- _Aim_
What follows is a set of entries. Repeat them exactly, but not their pictures.
# Given records start
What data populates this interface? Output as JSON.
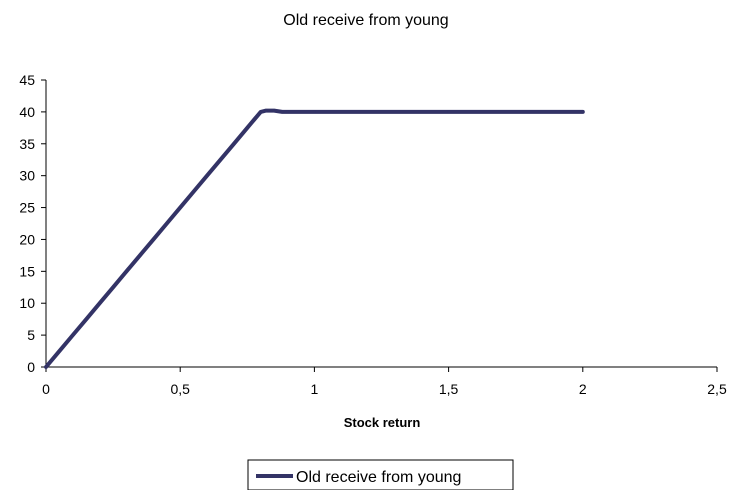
{
  "chart_data": {
    "type": "line",
    "title": "Old receive from young",
    "xlabel": "Stock return",
    "ylabel": "",
    "xlim": [
      0,
      2.5
    ],
    "ylim": [
      0,
      45
    ],
    "x_ticks": [
      "0",
      "0,5",
      "1",
      "1,5",
      "2",
      "2,5"
    ],
    "x_tick_values": [
      0,
      0.5,
      1,
      1.5,
      2,
      2.5
    ],
    "y_ticks": [
      "0",
      "5",
      "10",
      "15",
      "20",
      "25",
      "30",
      "35",
      "40",
      "45"
    ],
    "y_tick_values": [
      0,
      5,
      10,
      15,
      20,
      25,
      30,
      35,
      40,
      45
    ],
    "grid": false,
    "legend_position": "bottom",
    "series": [
      {
        "name": "Old receive from young",
        "color": "#333366",
        "x": [
          0,
          0.05,
          0.1,
          0.15,
          0.2,
          0.25,
          0.3,
          0.35,
          0.4,
          0.45,
          0.5,
          0.55,
          0.6,
          0.65,
          0.7,
          0.75,
          0.8,
          0.82,
          0.85,
          0.88,
          0.9,
          1.0,
          1.5,
          2.0
        ],
        "y": [
          0,
          2.5,
          5,
          7.5,
          10,
          12.5,
          15,
          17.5,
          20,
          22.5,
          25,
          27.5,
          30,
          32.5,
          35,
          37.5,
          40,
          40.2,
          40.2,
          40,
          40,
          40,
          40,
          40
        ]
      }
    ]
  }
}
# Given records end
- _Answer to the problem_
What data populates this interface? Output as JSON.
{
  "chart_data": {
    "type": "line",
    "title": "Old receive from young",
    "xlabel": "Stock return",
    "ylabel": "",
    "xlim": [
      0,
      2.5
    ],
    "ylim": [
      0,
      45
    ],
    "x_ticks": [
      "0",
      "0,5",
      "1",
      "1,5",
      "2",
      "2,5"
    ],
    "x_tick_values": [
      0,
      0.5,
      1,
      1.5,
      2,
      2.5
    ],
    "y_ticks": [
      "0",
      "5",
      "10",
      "15",
      "20",
      "25",
      "30",
      "35",
      "40",
      "45"
    ],
    "y_tick_values": [
      0,
      5,
      10,
      15,
      20,
      25,
      30,
      35,
      40,
      45
    ],
    "grid": false,
    "legend_position": "bottom",
    "series": [
      {
        "name": "Old receive from young",
        "color": "#333366",
        "x": [
          0,
          0.05,
          0.1,
          0.15,
          0.2,
          0.25,
          0.3,
          0.35,
          0.4,
          0.45,
          0.5,
          0.55,
          0.6,
          0.65,
          0.7,
          0.75,
          0.8,
          0.82,
          0.85,
          0.88,
          0.9,
          1.0,
          1.5,
          2.0
        ],
        "y": [
          0,
          2.5,
          5,
          7.5,
          10,
          12.5,
          15,
          17.5,
          20,
          22.5,
          25,
          27.5,
          30,
          32.5,
          35,
          37.5,
          40,
          40.2,
          40.2,
          40,
          40,
          40,
          40,
          40
        ]
      }
    ]
  }
}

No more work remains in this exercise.